** START OF LISTING **

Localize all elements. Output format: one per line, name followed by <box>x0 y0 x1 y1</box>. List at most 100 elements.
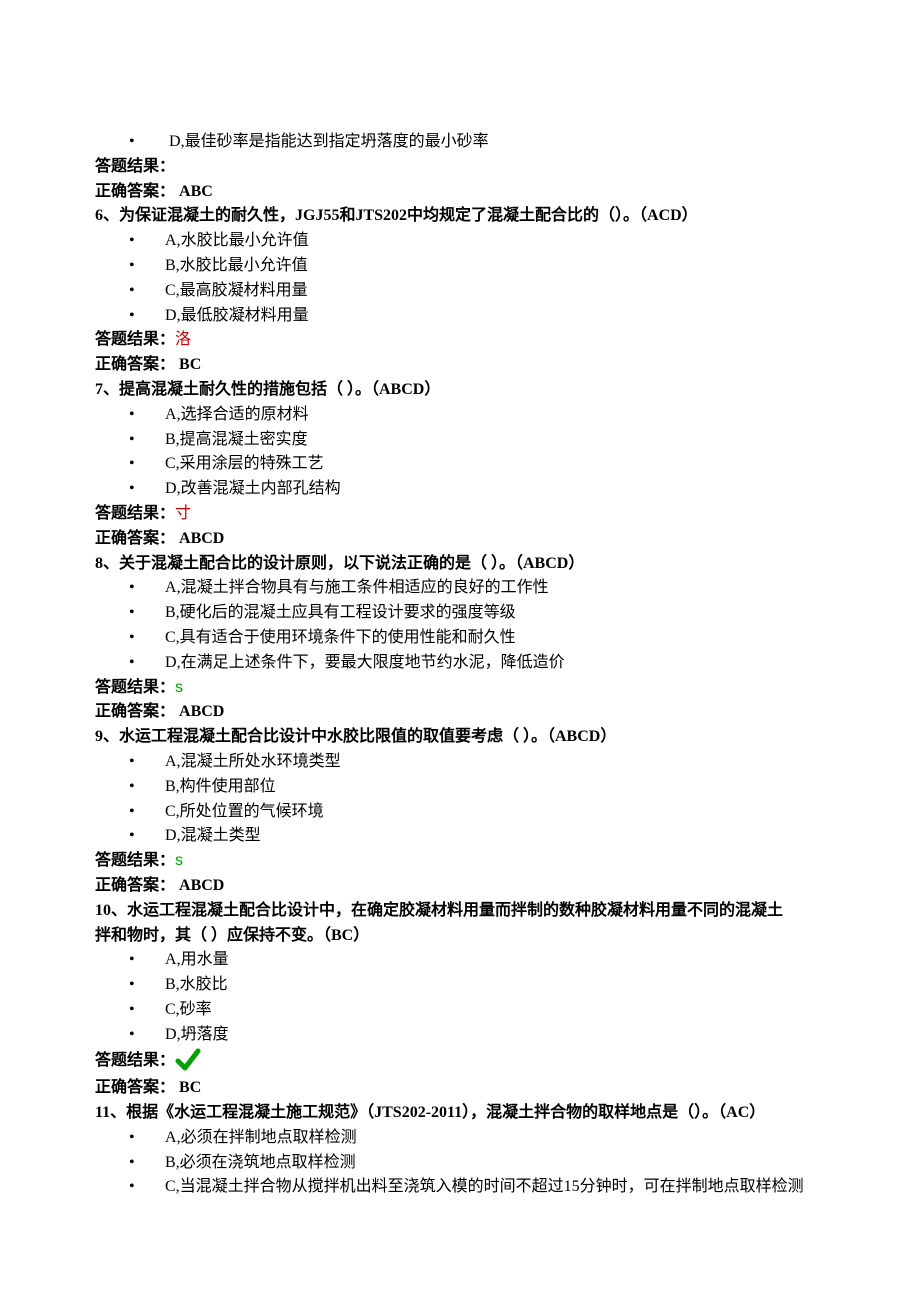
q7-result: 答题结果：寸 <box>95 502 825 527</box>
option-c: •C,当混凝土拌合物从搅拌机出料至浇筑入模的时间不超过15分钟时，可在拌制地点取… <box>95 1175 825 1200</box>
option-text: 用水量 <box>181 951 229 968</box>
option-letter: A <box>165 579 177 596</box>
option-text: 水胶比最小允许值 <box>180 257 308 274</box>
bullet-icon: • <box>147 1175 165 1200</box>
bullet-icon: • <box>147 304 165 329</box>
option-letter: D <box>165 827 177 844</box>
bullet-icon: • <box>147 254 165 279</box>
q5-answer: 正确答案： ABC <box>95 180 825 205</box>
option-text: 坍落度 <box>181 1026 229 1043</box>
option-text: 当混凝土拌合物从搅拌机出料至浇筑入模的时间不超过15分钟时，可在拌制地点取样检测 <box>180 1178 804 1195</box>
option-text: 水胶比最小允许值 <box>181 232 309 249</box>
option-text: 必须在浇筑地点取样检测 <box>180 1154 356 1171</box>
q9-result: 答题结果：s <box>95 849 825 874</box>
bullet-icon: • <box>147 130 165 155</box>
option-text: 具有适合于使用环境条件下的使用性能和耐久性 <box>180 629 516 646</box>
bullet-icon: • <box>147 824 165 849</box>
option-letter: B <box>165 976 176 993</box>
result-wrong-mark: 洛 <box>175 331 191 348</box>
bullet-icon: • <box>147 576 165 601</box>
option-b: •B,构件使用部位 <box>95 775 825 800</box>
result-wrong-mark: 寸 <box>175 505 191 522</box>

** END OF LISTING **

__TASK OBJECTIVE__. Rewrite the data above with every "option-text" swapped for "choice-text" and nothing else changed. Omit the picture.

__RESPONSE__.
Localize all elements. Output format: one per line, name followed by <box>x0 y0 x1 y1</box>. List at most 100 elements.
q7-result: 答题结果：寸 <box>95 502 825 527</box>
option-c: •C,当混凝土拌合物从搅拌机出料至浇筑入模的时间不超过15分钟时，可在拌制地点取… <box>95 1175 825 1200</box>
choice-text: 用水量 <box>181 951 229 968</box>
option-letter: A <box>165 579 177 596</box>
choice-text: 水胶比最小允许值 <box>180 257 308 274</box>
bullet-icon: • <box>147 1175 165 1200</box>
bullet-icon: • <box>147 304 165 329</box>
option-letter: D <box>165 827 177 844</box>
bullet-icon: • <box>147 254 165 279</box>
q5-answer: 正确答案： ABC <box>95 180 825 205</box>
choice-text: 坍落度 <box>181 1026 229 1043</box>
choice-text: 当混凝土拌合物从搅拌机出料至浇筑入模的时间不超过15分钟时，可在拌制地点取样检测 <box>180 1178 804 1195</box>
choice-text: 水胶比最小允许值 <box>181 232 309 249</box>
choice-text: 必须在浇筑地点取样检测 <box>180 1154 356 1171</box>
q9-result: 答题结果：s <box>95 849 825 874</box>
bullet-icon: • <box>147 130 165 155</box>
choice-text: 具有适合于使用环境条件下的使用性能和耐久性 <box>180 629 516 646</box>
bullet-icon: • <box>147 824 165 849</box>
option-letter: B <box>165 976 176 993</box>
result-wrong-mark: 洛 <box>175 331 191 348</box>
bullet-icon: • <box>147 576 165 601</box>
option-b: •B,构件使用部位 <box>95 775 825 800</box>
result-wrong-mark: 寸 <box>175 505 191 522</box>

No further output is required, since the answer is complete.